> [PASSAGE PRÉSENTÉ]
┏━━
Il pouvait passer des heures à imiter le bruit d'une perceuse, ou d'un outil quelconque, mettant à rude épreuve les nerfs de son frère et sa sœur, et les nôtres. Il a eu besoin de pouvoir identifier tous les bruits de tous les objets ou machines de la maison, et de tous les endroits où nous allons. Il est passionné par les portes automatiques des magasins, par les extracteurs de fumée ou d'humidité, et peut passer un temps considérable à les regarder et écouter le ronronnement des moteurs. Il déteste les pleurs des bébés, et, même dans les films, il partait en courant quand, dans une séquence, un bébé pleure… Face à des émotions, même positives, il fait volte face et peut partir se cacher, ou lever un bras replié en écran. Toutes ces manifestations existent encore à ce jour chez Hugo, même si elles sont moins fréquentes.
Par ailleurs, Hugo connaît tout l'alphabet, commence à repérer des mots, sait utiliser un ordinateur et les commandes d'accès à ce qui l'intéresse, des jeux vidéos à l'accès à Internet, sait compter jusqu'à plus de 100, connaît les panneaux du code de la route, a un vocabulaire extrèmement élaboré, très riche et un peu « vieille France », et une syntaxe incroyable pour un enfant de 4 ans !
┗━━
> [EXTRAITS DE DONNÉES]
┏━━
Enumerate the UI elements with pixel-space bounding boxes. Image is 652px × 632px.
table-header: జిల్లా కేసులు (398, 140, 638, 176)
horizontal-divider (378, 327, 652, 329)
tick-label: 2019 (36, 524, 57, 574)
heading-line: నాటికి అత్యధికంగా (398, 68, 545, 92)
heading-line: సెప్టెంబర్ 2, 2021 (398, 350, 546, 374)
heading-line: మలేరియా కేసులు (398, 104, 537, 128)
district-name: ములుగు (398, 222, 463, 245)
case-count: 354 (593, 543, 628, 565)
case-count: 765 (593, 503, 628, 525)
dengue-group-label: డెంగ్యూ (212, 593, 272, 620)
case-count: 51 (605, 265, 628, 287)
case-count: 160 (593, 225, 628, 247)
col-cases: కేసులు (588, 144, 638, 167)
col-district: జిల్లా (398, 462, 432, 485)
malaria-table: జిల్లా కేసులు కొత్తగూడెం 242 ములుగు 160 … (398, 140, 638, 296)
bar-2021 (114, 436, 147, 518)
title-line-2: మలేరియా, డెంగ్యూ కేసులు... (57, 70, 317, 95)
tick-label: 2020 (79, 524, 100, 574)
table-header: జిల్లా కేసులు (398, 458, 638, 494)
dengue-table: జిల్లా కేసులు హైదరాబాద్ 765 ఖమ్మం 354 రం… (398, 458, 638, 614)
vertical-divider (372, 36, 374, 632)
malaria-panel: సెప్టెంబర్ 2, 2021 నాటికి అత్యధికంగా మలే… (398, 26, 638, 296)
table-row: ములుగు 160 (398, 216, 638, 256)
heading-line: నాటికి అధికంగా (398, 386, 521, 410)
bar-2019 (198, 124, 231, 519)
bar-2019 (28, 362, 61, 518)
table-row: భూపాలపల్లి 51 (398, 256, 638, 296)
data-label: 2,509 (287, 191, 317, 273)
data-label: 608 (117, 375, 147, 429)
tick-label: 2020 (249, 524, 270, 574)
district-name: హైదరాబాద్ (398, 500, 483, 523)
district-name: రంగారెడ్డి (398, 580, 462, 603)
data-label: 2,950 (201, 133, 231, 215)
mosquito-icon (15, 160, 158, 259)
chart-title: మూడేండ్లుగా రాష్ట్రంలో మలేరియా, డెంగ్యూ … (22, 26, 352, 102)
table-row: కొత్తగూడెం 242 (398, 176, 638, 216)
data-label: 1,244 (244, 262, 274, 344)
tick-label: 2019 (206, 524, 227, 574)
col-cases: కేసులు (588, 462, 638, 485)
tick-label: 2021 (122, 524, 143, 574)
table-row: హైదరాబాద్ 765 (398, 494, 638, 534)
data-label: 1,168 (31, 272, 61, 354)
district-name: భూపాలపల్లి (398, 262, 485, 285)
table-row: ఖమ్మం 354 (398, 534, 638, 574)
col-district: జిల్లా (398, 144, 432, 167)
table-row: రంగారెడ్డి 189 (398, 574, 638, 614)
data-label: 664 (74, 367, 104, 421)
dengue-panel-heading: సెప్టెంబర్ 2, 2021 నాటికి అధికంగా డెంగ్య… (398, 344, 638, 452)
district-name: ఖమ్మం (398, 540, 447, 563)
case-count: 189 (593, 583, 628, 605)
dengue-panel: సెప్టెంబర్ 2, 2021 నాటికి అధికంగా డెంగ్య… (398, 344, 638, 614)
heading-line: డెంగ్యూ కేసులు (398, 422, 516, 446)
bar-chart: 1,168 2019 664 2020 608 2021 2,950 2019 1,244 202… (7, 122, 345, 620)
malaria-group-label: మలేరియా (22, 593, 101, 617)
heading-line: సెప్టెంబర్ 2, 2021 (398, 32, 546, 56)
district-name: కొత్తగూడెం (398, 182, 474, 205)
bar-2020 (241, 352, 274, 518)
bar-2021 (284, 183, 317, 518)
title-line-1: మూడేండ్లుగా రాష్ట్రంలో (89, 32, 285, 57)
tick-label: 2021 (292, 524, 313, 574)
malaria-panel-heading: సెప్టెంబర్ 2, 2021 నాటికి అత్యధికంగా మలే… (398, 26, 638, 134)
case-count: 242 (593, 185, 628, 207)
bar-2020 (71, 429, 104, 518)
┗━━
> [CONSIGNE]
Pouvez-vous recopier mot pour mot, dans le passage sur Hugo, la partie qui s'ouvre sur les mots contenant « Par ailleurs, Hugo » et se termine par « enfant de 4 ans ! » ?

> [RÉPONSE]
Par ailleurs, Hugo connaît tout l'alphabet, commence à repérer des mots, sait utiliser un ordinateur et les commandes d'accès à ce qui l'intéresse, des jeux vidéos à l'accès à Internet, sait compter jusqu'à plus de 100, connaît les panneaux du code de la route, a un vocabulaire extrèmement élaboré, très riche et un peu « vieille France », et une syntaxe incroyable pour un enfant de 4 ans !